--- BEGIN GIVEN DATA ---
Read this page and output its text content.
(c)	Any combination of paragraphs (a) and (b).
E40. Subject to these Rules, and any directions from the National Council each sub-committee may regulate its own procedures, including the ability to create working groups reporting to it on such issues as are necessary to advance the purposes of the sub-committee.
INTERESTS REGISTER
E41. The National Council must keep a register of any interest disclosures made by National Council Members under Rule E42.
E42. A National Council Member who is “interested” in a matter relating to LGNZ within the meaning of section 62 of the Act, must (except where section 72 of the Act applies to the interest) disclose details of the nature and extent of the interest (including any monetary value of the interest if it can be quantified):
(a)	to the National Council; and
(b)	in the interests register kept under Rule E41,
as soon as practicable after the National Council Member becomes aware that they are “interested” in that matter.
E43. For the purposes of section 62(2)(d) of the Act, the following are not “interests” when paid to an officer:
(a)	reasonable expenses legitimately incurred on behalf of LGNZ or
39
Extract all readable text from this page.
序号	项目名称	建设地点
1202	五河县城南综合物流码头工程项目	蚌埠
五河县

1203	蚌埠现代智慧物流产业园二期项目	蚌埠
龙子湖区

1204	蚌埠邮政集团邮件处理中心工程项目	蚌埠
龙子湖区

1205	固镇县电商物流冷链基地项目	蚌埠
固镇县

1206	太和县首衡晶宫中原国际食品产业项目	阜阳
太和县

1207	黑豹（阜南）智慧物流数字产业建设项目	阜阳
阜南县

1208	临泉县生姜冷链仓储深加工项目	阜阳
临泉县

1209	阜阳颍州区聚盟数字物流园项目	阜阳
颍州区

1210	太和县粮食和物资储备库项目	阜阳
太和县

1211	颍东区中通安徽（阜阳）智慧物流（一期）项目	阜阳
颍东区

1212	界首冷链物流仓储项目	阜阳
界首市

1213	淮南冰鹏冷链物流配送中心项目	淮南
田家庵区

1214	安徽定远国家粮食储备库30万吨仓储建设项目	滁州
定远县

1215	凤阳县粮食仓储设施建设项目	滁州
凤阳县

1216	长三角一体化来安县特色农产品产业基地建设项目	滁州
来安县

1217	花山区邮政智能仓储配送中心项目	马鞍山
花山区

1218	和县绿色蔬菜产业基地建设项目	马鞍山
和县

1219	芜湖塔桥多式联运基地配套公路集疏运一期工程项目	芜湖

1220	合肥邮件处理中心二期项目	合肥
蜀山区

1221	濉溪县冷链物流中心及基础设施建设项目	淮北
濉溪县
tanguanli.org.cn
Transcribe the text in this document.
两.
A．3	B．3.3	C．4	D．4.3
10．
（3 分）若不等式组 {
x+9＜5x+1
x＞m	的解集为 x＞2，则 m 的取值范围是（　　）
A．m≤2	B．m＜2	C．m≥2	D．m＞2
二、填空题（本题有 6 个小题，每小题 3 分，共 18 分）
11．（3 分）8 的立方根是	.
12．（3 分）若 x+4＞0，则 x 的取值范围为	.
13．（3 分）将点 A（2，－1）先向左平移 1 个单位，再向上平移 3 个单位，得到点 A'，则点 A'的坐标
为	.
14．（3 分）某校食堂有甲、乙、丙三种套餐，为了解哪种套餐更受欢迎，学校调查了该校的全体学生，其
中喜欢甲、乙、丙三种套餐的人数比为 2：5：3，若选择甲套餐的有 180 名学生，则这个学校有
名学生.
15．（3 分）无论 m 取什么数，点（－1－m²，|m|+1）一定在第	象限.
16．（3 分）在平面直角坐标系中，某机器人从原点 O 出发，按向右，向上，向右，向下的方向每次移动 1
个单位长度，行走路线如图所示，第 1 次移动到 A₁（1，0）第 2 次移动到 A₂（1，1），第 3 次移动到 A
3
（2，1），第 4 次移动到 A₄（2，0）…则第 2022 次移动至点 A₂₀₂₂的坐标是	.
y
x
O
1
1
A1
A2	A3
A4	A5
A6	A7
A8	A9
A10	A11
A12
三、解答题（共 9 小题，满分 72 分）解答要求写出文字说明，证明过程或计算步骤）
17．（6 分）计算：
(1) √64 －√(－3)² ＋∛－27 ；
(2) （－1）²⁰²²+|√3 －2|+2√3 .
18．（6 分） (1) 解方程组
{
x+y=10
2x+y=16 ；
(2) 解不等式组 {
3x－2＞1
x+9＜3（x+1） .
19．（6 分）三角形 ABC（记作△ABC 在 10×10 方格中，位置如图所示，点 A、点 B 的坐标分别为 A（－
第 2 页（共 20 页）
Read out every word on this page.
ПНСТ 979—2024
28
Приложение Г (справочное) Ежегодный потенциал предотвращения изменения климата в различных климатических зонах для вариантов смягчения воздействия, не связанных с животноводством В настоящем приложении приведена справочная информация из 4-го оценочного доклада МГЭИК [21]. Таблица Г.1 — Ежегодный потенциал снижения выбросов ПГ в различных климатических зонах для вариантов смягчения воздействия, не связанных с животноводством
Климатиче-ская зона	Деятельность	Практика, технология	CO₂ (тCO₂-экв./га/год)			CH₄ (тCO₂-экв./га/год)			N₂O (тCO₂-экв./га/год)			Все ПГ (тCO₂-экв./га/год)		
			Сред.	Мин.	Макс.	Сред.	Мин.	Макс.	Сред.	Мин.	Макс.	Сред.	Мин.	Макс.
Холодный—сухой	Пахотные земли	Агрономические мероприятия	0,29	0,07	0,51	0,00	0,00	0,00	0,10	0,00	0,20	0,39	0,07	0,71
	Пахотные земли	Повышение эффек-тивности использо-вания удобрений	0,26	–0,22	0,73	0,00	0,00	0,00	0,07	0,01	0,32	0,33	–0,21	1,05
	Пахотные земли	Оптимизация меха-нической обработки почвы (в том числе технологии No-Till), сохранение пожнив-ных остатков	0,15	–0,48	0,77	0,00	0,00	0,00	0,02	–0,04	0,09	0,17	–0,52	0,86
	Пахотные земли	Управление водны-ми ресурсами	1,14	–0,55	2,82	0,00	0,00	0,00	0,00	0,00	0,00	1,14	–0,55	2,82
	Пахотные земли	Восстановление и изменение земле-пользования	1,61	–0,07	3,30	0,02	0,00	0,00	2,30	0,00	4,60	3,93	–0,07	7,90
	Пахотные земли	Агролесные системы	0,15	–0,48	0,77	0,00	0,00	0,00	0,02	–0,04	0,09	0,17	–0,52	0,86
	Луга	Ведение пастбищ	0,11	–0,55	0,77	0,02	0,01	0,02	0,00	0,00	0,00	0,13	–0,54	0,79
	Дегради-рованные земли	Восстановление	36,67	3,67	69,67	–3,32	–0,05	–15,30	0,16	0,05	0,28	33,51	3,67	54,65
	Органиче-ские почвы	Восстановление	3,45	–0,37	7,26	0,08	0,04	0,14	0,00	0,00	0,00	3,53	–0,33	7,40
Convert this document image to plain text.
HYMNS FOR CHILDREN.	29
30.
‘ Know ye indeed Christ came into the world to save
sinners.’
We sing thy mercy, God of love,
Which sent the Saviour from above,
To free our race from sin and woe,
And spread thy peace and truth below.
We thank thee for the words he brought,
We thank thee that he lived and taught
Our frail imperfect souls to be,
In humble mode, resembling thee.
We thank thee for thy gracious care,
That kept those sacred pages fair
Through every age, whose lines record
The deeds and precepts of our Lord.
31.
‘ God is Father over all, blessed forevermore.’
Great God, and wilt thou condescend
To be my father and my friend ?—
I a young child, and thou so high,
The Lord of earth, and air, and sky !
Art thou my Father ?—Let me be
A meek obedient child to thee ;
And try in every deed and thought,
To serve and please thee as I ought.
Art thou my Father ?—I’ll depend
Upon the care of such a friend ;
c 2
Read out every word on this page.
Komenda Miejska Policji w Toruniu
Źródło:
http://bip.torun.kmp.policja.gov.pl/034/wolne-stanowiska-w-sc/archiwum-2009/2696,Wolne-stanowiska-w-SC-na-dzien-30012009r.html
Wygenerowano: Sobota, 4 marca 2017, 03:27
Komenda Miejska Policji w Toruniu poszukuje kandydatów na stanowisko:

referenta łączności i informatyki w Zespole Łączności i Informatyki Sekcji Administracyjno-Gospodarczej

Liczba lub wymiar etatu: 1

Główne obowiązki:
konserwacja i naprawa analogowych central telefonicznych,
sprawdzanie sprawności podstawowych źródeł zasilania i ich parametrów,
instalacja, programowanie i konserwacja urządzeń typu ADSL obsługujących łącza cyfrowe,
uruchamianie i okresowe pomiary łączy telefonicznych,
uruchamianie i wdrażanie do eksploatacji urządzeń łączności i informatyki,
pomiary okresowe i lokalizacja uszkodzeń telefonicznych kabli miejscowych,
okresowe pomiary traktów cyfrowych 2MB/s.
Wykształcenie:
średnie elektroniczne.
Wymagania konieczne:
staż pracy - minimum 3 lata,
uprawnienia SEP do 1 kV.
--- END GIVEN DATA ---
SHORT PROBLEM - Show each line of the data that contains the string "pomiary".

ANSWER -
uruchamianie i okresowe pomiary łączy telefonicznych,
pomiary okresowe i lokalizacja uszkodzeń telefonicznych kabli miejscowych,
okresowe pomiary traktów cyfrowych 2MB/s.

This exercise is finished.